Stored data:
╭──

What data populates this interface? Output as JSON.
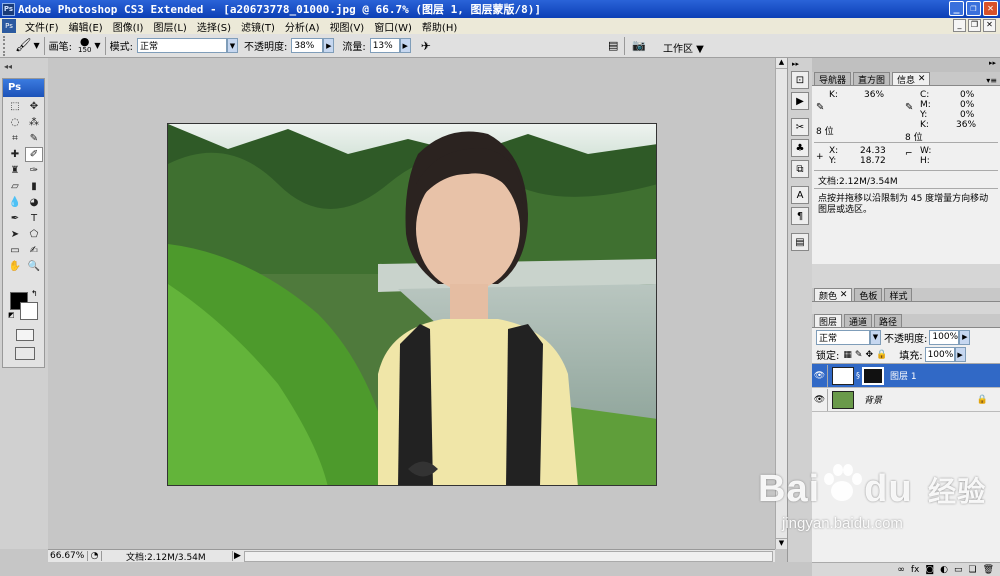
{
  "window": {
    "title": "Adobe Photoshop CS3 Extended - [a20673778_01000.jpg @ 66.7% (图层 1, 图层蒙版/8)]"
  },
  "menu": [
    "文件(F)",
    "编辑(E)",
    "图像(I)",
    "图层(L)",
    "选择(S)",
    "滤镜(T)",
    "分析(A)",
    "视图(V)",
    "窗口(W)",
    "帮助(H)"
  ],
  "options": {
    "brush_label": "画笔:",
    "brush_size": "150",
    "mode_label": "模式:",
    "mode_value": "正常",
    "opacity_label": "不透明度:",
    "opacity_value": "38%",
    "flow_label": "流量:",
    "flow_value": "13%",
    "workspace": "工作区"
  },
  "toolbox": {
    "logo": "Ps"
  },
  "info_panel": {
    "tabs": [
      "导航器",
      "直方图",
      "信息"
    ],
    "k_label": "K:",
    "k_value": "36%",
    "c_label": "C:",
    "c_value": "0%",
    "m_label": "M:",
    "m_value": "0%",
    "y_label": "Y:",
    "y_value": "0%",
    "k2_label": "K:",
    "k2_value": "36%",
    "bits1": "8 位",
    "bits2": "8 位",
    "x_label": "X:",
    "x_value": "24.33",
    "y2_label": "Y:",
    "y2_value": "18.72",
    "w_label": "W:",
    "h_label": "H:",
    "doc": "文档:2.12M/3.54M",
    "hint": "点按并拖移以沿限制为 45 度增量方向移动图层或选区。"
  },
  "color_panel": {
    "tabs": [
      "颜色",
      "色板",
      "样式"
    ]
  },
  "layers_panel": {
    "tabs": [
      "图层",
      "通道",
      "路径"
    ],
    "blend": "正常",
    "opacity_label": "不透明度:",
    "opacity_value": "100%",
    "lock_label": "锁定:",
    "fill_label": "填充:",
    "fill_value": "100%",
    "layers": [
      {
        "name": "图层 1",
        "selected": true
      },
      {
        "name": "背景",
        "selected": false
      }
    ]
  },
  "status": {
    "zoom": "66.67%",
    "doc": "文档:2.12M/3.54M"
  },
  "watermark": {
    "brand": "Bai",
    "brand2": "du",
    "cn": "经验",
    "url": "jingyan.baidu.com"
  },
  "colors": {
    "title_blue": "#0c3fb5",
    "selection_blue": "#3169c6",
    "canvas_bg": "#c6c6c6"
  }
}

╰──
╭──

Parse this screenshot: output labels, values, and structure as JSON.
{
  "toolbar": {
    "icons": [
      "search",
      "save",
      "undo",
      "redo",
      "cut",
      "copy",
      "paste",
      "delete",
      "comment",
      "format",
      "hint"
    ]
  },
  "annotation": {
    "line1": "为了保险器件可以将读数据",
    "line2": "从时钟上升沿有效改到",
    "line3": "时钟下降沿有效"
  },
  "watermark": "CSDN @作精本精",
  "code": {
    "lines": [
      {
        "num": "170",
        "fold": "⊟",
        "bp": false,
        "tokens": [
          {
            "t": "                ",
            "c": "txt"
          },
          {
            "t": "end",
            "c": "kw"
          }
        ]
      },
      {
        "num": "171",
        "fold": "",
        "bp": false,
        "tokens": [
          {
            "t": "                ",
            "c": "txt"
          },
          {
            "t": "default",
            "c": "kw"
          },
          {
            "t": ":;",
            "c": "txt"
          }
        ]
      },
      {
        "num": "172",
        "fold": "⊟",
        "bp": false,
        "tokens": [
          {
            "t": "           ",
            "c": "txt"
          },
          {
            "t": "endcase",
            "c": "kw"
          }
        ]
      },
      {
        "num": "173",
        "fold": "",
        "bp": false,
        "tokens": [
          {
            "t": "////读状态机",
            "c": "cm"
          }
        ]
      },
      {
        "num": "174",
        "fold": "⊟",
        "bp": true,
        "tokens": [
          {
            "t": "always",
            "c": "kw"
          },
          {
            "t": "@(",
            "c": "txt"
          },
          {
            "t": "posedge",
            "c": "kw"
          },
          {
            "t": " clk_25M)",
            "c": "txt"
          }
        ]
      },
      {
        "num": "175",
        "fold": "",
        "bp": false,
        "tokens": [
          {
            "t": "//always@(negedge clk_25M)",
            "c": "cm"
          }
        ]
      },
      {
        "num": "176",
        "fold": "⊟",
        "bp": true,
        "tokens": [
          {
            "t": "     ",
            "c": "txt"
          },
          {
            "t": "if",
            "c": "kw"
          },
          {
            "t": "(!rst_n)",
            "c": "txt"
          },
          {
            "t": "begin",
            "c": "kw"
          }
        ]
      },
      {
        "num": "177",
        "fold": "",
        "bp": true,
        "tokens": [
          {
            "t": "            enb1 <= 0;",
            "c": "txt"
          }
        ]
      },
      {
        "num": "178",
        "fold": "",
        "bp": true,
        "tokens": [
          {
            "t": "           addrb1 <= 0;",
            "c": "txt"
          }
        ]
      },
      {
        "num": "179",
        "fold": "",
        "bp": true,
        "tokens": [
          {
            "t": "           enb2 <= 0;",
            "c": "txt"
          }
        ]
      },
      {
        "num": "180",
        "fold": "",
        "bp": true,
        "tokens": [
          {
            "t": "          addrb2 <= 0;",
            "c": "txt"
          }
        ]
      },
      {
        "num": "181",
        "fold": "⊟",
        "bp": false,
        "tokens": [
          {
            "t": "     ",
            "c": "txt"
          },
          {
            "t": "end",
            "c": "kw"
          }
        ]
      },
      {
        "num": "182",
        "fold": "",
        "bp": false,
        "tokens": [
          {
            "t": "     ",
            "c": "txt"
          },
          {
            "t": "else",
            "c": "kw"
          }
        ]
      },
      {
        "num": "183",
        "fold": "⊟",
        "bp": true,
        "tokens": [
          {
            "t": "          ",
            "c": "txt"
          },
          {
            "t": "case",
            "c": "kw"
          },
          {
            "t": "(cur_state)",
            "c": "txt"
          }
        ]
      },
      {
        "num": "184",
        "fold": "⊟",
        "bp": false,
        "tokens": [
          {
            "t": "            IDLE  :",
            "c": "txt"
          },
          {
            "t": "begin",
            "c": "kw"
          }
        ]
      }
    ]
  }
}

╰──
╭──

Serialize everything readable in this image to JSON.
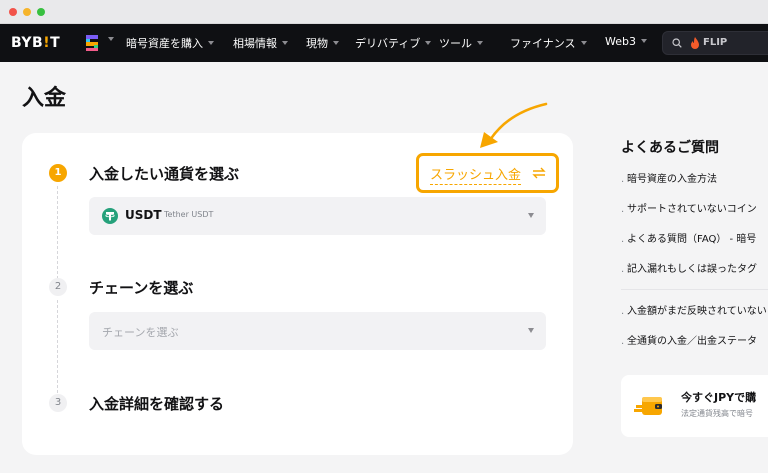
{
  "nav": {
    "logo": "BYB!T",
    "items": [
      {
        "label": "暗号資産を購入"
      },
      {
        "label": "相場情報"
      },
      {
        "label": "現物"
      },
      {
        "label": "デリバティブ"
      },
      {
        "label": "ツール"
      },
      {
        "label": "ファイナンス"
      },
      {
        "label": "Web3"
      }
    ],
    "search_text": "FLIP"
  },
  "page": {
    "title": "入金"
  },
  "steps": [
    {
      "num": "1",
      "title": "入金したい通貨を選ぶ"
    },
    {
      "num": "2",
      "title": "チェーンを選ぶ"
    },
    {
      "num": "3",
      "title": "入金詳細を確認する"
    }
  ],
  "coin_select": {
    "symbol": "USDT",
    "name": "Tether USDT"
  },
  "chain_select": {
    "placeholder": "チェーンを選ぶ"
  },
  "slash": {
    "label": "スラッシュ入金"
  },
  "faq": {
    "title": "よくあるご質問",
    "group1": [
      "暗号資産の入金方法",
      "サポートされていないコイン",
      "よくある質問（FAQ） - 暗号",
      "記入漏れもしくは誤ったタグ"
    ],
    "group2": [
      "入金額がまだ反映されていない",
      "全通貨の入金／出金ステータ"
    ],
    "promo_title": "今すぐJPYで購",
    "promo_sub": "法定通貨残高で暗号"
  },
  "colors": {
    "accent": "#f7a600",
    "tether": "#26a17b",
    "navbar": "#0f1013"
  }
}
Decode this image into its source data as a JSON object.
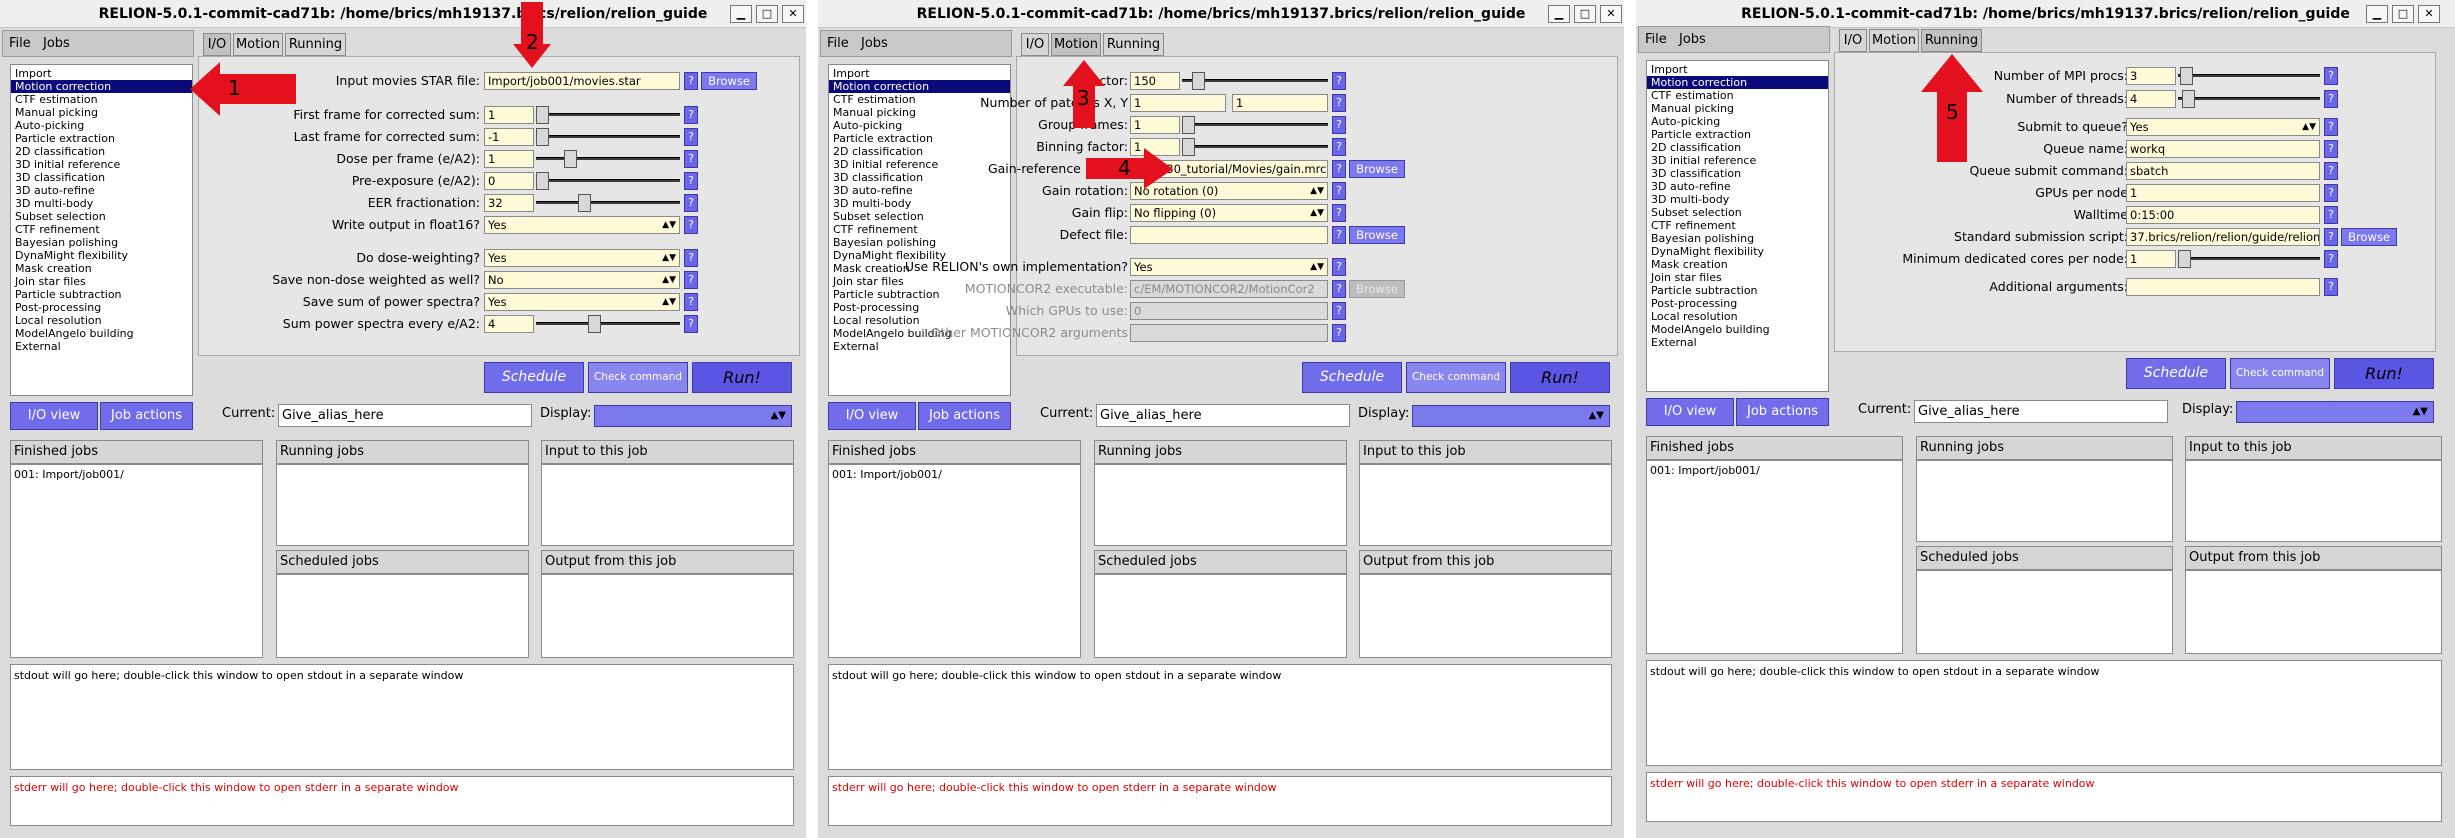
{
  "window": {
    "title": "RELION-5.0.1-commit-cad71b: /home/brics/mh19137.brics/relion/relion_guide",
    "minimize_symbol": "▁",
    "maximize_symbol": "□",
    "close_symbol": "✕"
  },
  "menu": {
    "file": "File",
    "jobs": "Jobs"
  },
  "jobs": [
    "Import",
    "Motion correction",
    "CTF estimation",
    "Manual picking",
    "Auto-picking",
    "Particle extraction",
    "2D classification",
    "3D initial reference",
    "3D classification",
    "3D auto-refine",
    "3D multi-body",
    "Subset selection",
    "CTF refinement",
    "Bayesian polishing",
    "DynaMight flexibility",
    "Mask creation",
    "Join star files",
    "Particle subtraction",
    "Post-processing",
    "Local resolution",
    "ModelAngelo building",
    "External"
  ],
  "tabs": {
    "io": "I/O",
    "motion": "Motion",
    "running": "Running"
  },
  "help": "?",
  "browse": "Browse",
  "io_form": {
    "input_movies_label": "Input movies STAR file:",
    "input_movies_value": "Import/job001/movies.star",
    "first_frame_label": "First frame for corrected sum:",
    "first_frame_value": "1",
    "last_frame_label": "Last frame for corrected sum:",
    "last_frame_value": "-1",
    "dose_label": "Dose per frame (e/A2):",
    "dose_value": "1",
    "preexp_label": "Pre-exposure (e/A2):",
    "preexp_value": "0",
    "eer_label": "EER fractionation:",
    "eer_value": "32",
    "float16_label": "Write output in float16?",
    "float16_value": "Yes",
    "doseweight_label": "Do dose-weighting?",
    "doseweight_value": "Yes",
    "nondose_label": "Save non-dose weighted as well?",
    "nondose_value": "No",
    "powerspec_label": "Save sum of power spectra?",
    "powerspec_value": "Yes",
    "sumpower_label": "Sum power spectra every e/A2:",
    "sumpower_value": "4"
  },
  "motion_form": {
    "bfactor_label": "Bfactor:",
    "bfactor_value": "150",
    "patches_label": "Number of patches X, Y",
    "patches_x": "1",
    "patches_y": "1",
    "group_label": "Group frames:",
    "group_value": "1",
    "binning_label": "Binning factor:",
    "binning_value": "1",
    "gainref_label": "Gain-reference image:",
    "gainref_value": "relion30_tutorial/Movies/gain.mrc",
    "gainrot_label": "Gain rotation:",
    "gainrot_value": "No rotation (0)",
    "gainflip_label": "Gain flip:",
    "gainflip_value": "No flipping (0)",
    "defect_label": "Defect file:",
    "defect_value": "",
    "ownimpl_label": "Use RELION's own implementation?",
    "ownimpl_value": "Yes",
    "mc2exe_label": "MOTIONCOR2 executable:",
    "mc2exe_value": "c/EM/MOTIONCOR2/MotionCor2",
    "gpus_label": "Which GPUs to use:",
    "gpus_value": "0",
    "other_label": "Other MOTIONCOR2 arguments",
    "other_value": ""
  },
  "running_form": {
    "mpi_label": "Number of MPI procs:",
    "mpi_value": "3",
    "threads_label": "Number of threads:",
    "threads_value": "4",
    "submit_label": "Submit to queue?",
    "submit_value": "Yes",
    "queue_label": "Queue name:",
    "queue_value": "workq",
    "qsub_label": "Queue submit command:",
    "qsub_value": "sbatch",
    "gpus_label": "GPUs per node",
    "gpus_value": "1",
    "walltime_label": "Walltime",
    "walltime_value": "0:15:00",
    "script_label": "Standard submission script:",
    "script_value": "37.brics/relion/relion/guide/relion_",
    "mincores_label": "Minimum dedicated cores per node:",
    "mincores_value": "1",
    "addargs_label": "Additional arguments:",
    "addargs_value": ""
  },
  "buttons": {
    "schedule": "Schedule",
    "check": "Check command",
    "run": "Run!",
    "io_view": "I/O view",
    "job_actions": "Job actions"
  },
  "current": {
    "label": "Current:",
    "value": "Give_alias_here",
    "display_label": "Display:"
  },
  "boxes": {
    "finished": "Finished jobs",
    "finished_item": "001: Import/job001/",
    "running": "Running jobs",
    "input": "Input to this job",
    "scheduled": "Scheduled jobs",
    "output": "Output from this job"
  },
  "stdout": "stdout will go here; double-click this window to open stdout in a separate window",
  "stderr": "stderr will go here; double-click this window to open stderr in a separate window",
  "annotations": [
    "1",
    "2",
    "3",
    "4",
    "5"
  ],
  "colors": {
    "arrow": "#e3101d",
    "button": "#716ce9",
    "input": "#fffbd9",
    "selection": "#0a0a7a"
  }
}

╰──

Brief:
Copy out every line of the listing that includes the string "double".

Solved problem:
  "stdout": "stdout will go here; double-click this window to open stdout in a separate window",
  "stderr": "stderr will go here; double-click this window to open stderr in a separate window",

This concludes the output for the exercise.